-- Given task --
Reproduce each record exactly.

(Dataset items)

==============================

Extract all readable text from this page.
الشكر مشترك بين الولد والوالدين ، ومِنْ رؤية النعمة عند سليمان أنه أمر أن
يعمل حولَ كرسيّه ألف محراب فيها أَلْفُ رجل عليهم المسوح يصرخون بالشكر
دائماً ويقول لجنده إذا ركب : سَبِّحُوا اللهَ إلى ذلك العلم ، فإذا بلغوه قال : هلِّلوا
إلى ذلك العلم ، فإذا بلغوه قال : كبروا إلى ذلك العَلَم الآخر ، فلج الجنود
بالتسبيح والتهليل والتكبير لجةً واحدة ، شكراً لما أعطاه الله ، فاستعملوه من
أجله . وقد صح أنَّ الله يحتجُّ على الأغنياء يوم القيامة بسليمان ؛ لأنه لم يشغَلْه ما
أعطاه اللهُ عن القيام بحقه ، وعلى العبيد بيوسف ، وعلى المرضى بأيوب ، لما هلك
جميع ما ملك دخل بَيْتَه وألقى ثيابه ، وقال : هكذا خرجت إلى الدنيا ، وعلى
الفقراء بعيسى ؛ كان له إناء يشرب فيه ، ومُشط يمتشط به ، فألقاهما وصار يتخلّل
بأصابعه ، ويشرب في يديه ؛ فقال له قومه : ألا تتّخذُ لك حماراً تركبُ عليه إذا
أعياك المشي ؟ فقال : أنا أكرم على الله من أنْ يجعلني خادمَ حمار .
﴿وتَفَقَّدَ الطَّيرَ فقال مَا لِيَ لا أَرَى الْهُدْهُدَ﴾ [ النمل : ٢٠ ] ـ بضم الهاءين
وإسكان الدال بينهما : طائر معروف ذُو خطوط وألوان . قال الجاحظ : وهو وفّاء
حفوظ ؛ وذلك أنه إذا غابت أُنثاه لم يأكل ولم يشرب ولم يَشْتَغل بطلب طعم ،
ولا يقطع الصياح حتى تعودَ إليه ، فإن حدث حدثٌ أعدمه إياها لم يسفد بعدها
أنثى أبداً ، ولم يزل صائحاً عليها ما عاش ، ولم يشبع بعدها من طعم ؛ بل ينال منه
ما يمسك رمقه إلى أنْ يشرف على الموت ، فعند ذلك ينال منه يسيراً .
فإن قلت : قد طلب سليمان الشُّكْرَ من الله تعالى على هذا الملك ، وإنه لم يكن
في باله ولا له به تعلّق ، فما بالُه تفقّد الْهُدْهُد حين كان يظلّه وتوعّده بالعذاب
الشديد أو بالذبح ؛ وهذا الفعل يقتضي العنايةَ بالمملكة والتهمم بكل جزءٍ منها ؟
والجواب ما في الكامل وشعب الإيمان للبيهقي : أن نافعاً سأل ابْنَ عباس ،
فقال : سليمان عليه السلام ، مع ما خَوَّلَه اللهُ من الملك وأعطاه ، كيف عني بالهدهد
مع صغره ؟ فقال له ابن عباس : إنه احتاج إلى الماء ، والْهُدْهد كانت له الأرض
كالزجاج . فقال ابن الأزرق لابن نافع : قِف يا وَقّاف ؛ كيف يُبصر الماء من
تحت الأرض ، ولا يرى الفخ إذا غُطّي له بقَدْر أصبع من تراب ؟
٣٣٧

==============================

-- Exercise output --
Extract all readable text from this page.
الشكر مشترك بين الولد والوالدين ، ومِنْ رؤية النعمة عند سليمان أنه أمر أن
يعمل حولَ كرسيّه ألف محراب فيها أَلْفُ رجل عليهم المسوح يصرخون بالشكر
دائماً ويقول لجنده إذا ركب : سَبِّحُوا اللهَ إلى ذلك العلم ، فإذا بلغوه قال : هلِّلوا
إلى ذلك العلم ، فإذا بلغوه قال : كبروا إلى ذلك العَلَم الآخر ، فلج الجنود
بالتسبيح والتهليل والتكبير لجةً واحدة ، شكراً لما أعطاه الله ، فاستعملوه من
أجله . وقد صح أنَّ الله يحتجُّ على الأغنياء يوم القيامة بسليمان ؛ لأنه لم يشغَلْه ما
أعطاه اللهُ عن القيام بحقه ، وعلى العبيد بيوسف ، وعلى المرضى بأيوب ، لما هلك
جميع ما ملك دخل بَيْتَه وألقى ثيابه ، وقال : هكذا خرجت إلى الدنيا ، وعلى
الفقراء بعيسى ؛ كان له إناء يشرب فيه ، ومُشط يمتشط به ، فألقاهما وصار يتخلّل
بأصابعه ، ويشرب في يديه ؛ فقال له قومه : ألا تتّخذُ لك حماراً تركبُ عليه إذا
أعياك المشي ؟ فقال : أنا أكرم على الله من أنْ يجعلني خادمَ حمار .
﴿وتَفَقَّدَ الطَّيرَ فقال مَا لِيَ لا أَرَى الْهُدْهُدَ﴾ [ النمل : ٢٠ ] ـ بضم الهاءين
وإسكان الدال بينهما : طائر معروف ذُو خطوط وألوان . قال الجاحظ : وهو وفّاء
حفوظ ؛ وذلك أنه إذا غابت أُنثاه لم يأكل ولم يشرب ولم يَشْتَغل بطلب طعم ،
ولا يقطع الصياح حتى تعودَ إليه ، فإن حدث حدثٌ أعدمه إياها لم يسفد بعدها
أنثى أبداً ، ولم يزل صائحاً عليها ما عاش ، ولم يشبع بعدها من طعم ؛ بل ينال منه
ما يمسك رمقه إلى أنْ يشرف على الموت ، فعند ذلك ينال منه يسيراً .
فإن قلت : قد طلب سليمان الشُّكْرَ من الله تعالى على هذا الملك ، وإنه لم يكن
في باله ولا له به تعلّق ، فما بالُه تفقّد الْهُدْهُد حين كان يظلّه وتوعّده بالعذاب
الشديد أو بالذبح ؛ وهذا الفعل يقتضي العنايةَ بالمملكة والتهمم بكل جزءٍ منها ؟
والجواب ما في الكامل وشعب الإيمان للبيهقي : أن نافعاً سأل ابْنَ عباس ،
فقال : سليمان عليه السلام ، مع ما خَوَّلَه اللهُ من الملك وأعطاه ، كيف عني بالهدهد
مع صغره ؟ فقال له ابن عباس : إنه احتاج إلى الماء ، والْهُدْهد كانت له الأرض
كالزجاج . فقال ابن الأزرق لابن نافع : قِف يا وَقّاف ؛ كيف يُبصر الماء من
تحت الأرض ، ولا يرى الفخ إذا غُطّي له بقَدْر أصبع من تراب ؟
٣٣٧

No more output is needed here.